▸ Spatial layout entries
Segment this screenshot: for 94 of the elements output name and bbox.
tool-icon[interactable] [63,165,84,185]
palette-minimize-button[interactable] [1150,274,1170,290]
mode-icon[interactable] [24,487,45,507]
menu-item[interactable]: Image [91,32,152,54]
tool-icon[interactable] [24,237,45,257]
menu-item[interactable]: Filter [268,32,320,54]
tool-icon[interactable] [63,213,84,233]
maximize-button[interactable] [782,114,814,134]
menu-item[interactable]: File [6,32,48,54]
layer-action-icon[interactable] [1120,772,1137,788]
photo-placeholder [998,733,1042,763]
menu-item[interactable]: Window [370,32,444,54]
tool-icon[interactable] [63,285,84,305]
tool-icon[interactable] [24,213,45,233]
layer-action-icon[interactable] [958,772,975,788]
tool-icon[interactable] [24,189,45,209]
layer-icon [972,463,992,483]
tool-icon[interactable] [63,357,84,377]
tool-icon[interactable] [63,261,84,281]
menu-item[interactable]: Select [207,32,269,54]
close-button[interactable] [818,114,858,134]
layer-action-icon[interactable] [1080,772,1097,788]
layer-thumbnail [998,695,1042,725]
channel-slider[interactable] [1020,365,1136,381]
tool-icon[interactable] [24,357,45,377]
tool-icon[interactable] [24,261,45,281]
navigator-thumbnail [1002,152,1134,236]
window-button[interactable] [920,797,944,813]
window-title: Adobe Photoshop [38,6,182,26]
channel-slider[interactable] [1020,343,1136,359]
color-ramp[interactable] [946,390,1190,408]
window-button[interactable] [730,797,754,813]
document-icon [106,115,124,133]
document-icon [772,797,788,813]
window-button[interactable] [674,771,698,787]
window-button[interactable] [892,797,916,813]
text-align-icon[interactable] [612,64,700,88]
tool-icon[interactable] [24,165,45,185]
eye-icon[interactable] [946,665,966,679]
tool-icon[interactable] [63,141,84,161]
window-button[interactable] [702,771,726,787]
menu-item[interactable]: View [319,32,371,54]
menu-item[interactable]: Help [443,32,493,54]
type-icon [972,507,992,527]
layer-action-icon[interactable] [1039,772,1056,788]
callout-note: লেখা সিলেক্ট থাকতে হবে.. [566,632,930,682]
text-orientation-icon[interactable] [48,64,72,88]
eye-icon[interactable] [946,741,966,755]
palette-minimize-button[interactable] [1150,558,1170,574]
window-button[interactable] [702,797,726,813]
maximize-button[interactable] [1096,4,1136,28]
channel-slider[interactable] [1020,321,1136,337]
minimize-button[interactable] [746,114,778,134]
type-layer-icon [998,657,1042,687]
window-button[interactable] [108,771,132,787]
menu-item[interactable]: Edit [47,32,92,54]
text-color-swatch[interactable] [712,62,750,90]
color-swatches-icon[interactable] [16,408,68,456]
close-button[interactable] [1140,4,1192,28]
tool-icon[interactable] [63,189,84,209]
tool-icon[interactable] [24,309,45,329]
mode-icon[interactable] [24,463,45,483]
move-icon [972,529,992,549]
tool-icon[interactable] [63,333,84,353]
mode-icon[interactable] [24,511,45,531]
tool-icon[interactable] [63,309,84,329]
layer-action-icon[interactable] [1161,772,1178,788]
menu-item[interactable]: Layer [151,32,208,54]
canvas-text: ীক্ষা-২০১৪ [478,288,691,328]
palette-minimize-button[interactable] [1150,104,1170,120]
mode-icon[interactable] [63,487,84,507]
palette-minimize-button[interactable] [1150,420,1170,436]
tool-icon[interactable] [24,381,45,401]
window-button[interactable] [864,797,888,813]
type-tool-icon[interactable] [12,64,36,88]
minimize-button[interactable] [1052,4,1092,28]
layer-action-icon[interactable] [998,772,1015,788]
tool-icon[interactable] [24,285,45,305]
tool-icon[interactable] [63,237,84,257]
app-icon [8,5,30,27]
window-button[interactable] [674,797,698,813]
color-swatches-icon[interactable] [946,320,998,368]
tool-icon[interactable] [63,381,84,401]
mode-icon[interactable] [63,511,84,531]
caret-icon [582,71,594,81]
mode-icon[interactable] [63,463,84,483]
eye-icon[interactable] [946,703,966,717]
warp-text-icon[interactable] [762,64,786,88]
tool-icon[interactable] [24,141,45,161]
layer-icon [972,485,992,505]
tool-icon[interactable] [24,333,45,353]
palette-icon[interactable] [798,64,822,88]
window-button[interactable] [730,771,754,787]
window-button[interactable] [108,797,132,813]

▸ Required task
Please copy every line of the records above verbatim, with nothing changed.

▸ Result for this exercise
Segment this screenshot: for 94 of the elements output name and bbox.
tool-icon[interactable] [63,165,84,185]
palette-minimize-button[interactable] [1150,274,1170,290]
mode-icon[interactable] [24,487,45,507]
menu-item[interactable]: Image [91,32,152,54]
tool-icon[interactable] [24,237,45,257]
menu-item[interactable]: Filter [268,32,320,54]
tool-icon[interactable] [63,213,84,233]
maximize-button[interactable] [782,114,814,134]
menu-item[interactable]: File [6,32,48,54]
layer-action-icon[interactable] [1120,772,1137,788]
photo-placeholder [998,733,1042,763]
menu-item[interactable]: Window [370,32,444,54]
tool-icon[interactable] [63,285,84,305]
tool-icon[interactable] [24,213,45,233]
layer-action-icon[interactable] [958,772,975,788]
tool-icon[interactable] [24,189,45,209]
layer-icon [972,463,992,483]
tool-icon[interactable] [63,357,84,377]
tool-icon[interactable] [63,261,84,281]
menu-item[interactable]: Select [207,32,269,54]
close-button[interactable] [818,114,858,134]
layer-action-icon[interactable] [1080,772,1097,788]
layer-thumbnail [998,695,1042,725]
channel-slider[interactable] [1020,365,1136,381]
tool-icon[interactable] [24,357,45,377]
tool-icon[interactable] [24,261,45,281]
navigator-thumbnail [1002,152,1134,236]
window-button[interactable] [920,797,944,813]
window-title: Adobe Photoshop [38,6,182,26]
channel-slider[interactable] [1020,343,1136,359]
color-ramp[interactable] [946,390,1190,408]
window-button[interactable] [730,797,754,813]
document-icon [106,115,124,133]
document-icon [772,797,788,813]
window-button[interactable] [674,771,698,787]
window-button[interactable] [892,797,916,813]
text-align-icon[interactable] [612,64,700,88]
tool-icon[interactable] [24,165,45,185]
eye-icon[interactable] [946,665,966,679]
tool-icon[interactable] [63,141,84,161]
window-button[interactable] [702,771,726,787]
menu-item[interactable]: View [319,32,371,54]
menu-item[interactable]: Help [443,32,493,54]
type-icon [972,507,992,527]
layer-action-icon[interactable] [1039,772,1056,788]
callout-note: লেখা সিলেক্ট থাকতে হবে.. [566,632,930,682]
text-orientation-icon[interactable] [48,64,72,88]
eye-icon[interactable] [946,741,966,755]
palette-minimize-button[interactable] [1150,558,1170,574]
window-button[interactable] [702,797,726,813]
maximize-button[interactable] [1096,4,1136,28]
channel-slider[interactable] [1020,321,1136,337]
minimize-button[interactable] [746,114,778,134]
type-layer-icon [998,657,1042,687]
window-button[interactable] [108,771,132,787]
menu-item[interactable]: Edit [47,32,92,54]
text-color-swatch[interactable] [712,62,750,90]
color-swatches-icon[interactable] [16,408,68,456]
close-button[interactable] [1140,4,1192,28]
tool-icon[interactable] [63,189,84,209]
tool-icon[interactable] [24,309,45,329]
mode-icon[interactable] [24,463,45,483]
move-icon [972,529,992,549]
tool-icon[interactable] [63,333,84,353]
mode-icon[interactable] [24,511,45,531]
tool-icon[interactable] [63,309,84,329]
layer-action-icon[interactable] [1161,772,1178,788]
menu-item[interactable]: Layer [151,32,208,54]
canvas-text: ীক্ষা-২০১৪ [478,288,691,328]
palette-minimize-button[interactable] [1150,104,1170,120]
mode-icon[interactable] [63,487,84,507]
palette-minimize-button[interactable] [1150,420,1170,436]
tool-icon[interactable] [24,381,45,401]
window-button[interactable] [864,797,888,813]
type-tool-icon[interactable] [12,64,36,88]
minimize-button[interactable] [1052,4,1092,28]
layer-action-icon[interactable] [998,772,1015,788]
tool-icon[interactable] [24,285,45,305]
tool-icon[interactable] [63,237,84,257]
app-icon [8,5,30,27]
window-button[interactable] [674,797,698,813]
color-swatches-icon[interactable] [946,320,998,368]
tool-icon[interactable] [63,381,84,401]
mode-icon[interactable] [63,511,84,531]
caret-icon [582,71,594,81]
mode-icon[interactable] [63,463,84,483]
eye-icon[interactable] [946,703,966,717]
warp-text-icon[interactable] [762,64,786,88]
tool-icon[interactable] [24,141,45,161]
layer-icon [972,485,992,505]
tool-icon[interactable] [24,333,45,353]
palette-icon[interactable] [798,64,822,88]
window-button[interactable] [730,771,754,787]
window-button[interactable] [108,797,132,813]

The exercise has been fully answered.